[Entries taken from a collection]
§ §

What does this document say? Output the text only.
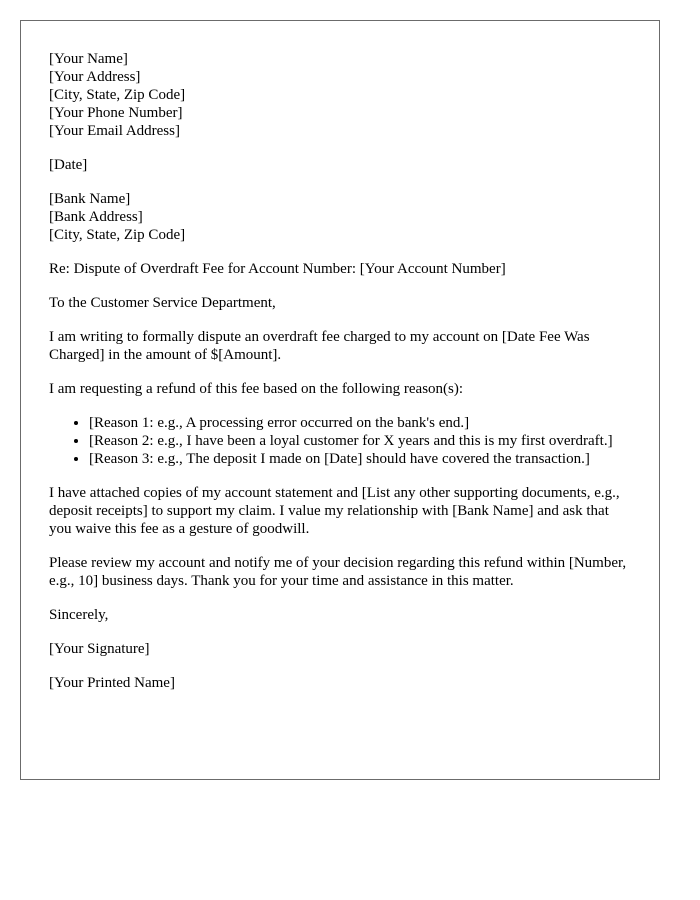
[Your Name]
[Your Address]
[City, State, Zip Code]
[Your Phone Number]
[Your Email Address]

[Date]

[Bank Name]
[Bank Address]
[City, State, Zip Code]

Re: Dispute of Overdraft Fee for Account Number: [Your Account Number]

To the Customer Service Department,

I am writing to formally dispute an overdraft fee charged to my account on [Date Fee Was Charged] in the amount of $[Amount].

I am requesting a refund of this fee based on the following reason(s):

• [Reason 1: e.g., A processing error occurred on the bank's end.]
• [Reason 2: e.g., I have been a loyal customer for X years and this is my first overdraft.]
• [Reason 3: e.g., The deposit I made on [Date] should have covered the transaction.]

I have attached copies of my account statement and [List any other supporting documents, e.g., deposit receipts] to support my claim. I value my relationship with [Bank Name] and ask that you waive this fee as a gesture of goodwill.

Please review my account and notify me of your decision regarding this refund within [Number, e.g., 10] business days. Thank you for your time and assistance in this matter.

Sincerely,

[Your Signature]

[Your Printed Name]
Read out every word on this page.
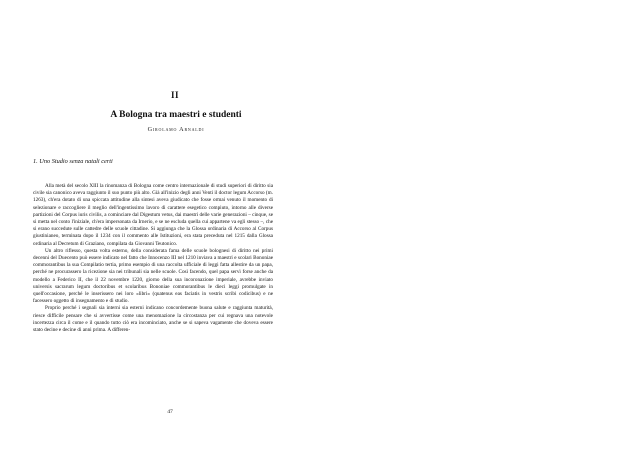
II
A Bologna tra maestri e studenti
Girolamo Arnaldi
1. Uno Studio senza natali certi

Alla metà del secolo XIII la rinomanza di Bologna come centro internazionale di studi superiori di diritto sia civile sia canonico aveva raggiunto il suo punto più alto. Già all'inizio degli anni Venti il doctor legum Accorso (m. 1263), ch'era dotato di una spiccata attitudine alla sintesi aveva giudicato che fosse ormai venuto il momento di selezionare e raccogliere il meglio dell'ingentissimo lavoro di carattere esegetico compiuto, intorno alle diverse partizioni del Corpus iuris civilis, a cominciare dal Digestum vetus, dai maestri delle varie generazioni – cinque, se si metta nel conto l'iniziale, ch'era impersonata da Irnerio, e se ne escluda quella cui appartene va egli stesso –, che si erano succedute sulle cattedre delle scuole cittadine. Si aggiunga che la Glossa ordinaria di Accorso al Corpus giustinianeo, terminata dopo il 1234 con il commento alle Istituzioni, era stata preceduta nel 1215 dalla Glossa ordinaria al Decretum di Graziano, compilata da Giovanni Teutonico.

Un altro riflesso, questa volta esterno, della considerata fama delle scuole bolognesi di diritto nei primi decenni del Duecento può essere indicato nel fatto che Innocenzo III nel 1210 inviava a maestri e scolari Bononiae commorantibus la sua Compilatio tertia, primo esempio di una raccolta ufficiale di leggi fatta allestire da un papa, perché ne procurassero la ricezione sia nei tribunali sia nelle scuole. Così facendo, quel papa servì forse anche da modello a Federico II, che il 22 novembre 1220, giorno della sua incoronazione imperiale, avrebbe inviato universis sacrarum legum doctoribus et scolaribus Bononiae commorantibus le dieci leggi promulgate in quell'occasione, perché le inserissero nei loro «libri» (quatenus eas faciatis in vestris scribi codicibus) e ne facessero oggetto di insegnamento e di studio.

Proprio perché i segnali sia interni sia esterni indicano concordemente buona salute e raggiunta maturità, riesce difficile pensare che si avvertisse come una menomazione la circostanza per cui regnava una notevole incertezza circa il come e il quando tutto ciò era incominciato, anche se si sapeva vagamente che doveva essere stato decine e decine di anni prima. A differen-

47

§ §

§ Do this: Each entry should be repeated exactly as it appears; the pictures stay out.

§ The response:
What does this document say? Output the text only.
[Your Name]
[Your Address]
[City, State, Zip Code]
[Your Phone Number]
[Your Email Address]

[Date]

[Bank Name]
[Bank Address]
[City, State, Zip Code]

Re: Dispute of Overdraft Fee for Account Number: [Your Account Number]

To the Customer Service Department,

I am writing to formally dispute an overdraft fee charged to my account on [Date Fee Was Charged] in the amount of $[Amount].

I am requesting a refund of this fee based on the following reason(s):

• [Reason 1: e.g., A processing error occurred on the bank's end.]
• [Reason 2: e.g., I have been a loyal customer for X years and this is my first overdraft.]
• [Reason 3: e.g., The deposit I made on [Date] should have covered the transaction.]

I have attached copies of my account statement and [List any other supporting documents, e.g., deposit receipts] to support my claim. I value my relationship with [Bank Name] and ask that you waive this fee as a gesture of goodwill.

Please review my account and notify me of your decision regarding this refund within [Number, e.g., 10] business days. Thank you for your time and assistance in this matter.

Sincerely,

[Your Signature]

[Your Printed Name]
Read out every word on this page.
II
A Bologna tra maestri e studenti
Girolamo Arnaldi
1. Uno Studio senza natali certi

Alla metà del secolo XIII la rinomanza di Bologna come centro internazionale di studi superiori di diritto sia civile sia canonico aveva raggiunto il suo punto più alto. Già all'inizio degli anni Venti il doctor legum Accorso (m. 1263), ch'era dotato di una spiccata attitudine alla sintesi aveva giudicato che fosse ormai venuto il momento di selezionare e raccogliere il meglio dell'ingentissimo lavoro di carattere esegetico compiuto, intorno alle diverse partizioni del Corpus iuris civilis, a cominciare dal Digestum vetus, dai maestri delle varie generazioni – cinque, se si metta nel conto l'iniziale, ch'era impersonata da Irnerio, e se ne escluda quella cui appartene va egli stesso –, che si erano succedute sulle cattedre delle scuole cittadine. Si aggiunga che la Glossa ordinaria di Accorso al Corpus giustinianeo, terminata dopo il 1234 con il commento alle Istituzioni, era stata preceduta nel 1215 dalla Glossa ordinaria al Decretum di Graziano, compilata da Giovanni Teutonico.

Un altro riflesso, questa volta esterno, della considerata fama delle scuole bolognesi di diritto nei primi decenni del Duecento può essere indicato nel fatto che Innocenzo III nel 1210 inviava a maestri e scolari Bononiae commorantibus la sua Compilatio tertia, primo esempio di una raccolta ufficiale di leggi fatta allestire da un papa, perché ne procurassero la ricezione sia nei tribunali sia nelle scuole. Così facendo, quel papa servì forse anche da modello a Federico II, che il 22 novembre 1220, giorno della sua incoronazione imperiale, avrebbe inviato universis sacrarum legum doctoribus et scolaribus Bononiae commorantibus le dieci leggi promulgate in quell'occasione, perché le inserissero nei loro «libri» (quatenus eas faciatis in vestris scribi codicibus) e ne facessero oggetto di insegnamento e di studio.

Proprio perché i segnali sia interni sia esterni indicano concordemente buona salute e raggiunta maturità, riesce difficile pensare che si avvertisse come una menomazione la circostanza per cui regnava una notevole incertezza circa il come e il quando tutto ciò era incominciato, anche se si sapeva vagamente che doveva essere stato decine e decine di anni prima. A differen-

47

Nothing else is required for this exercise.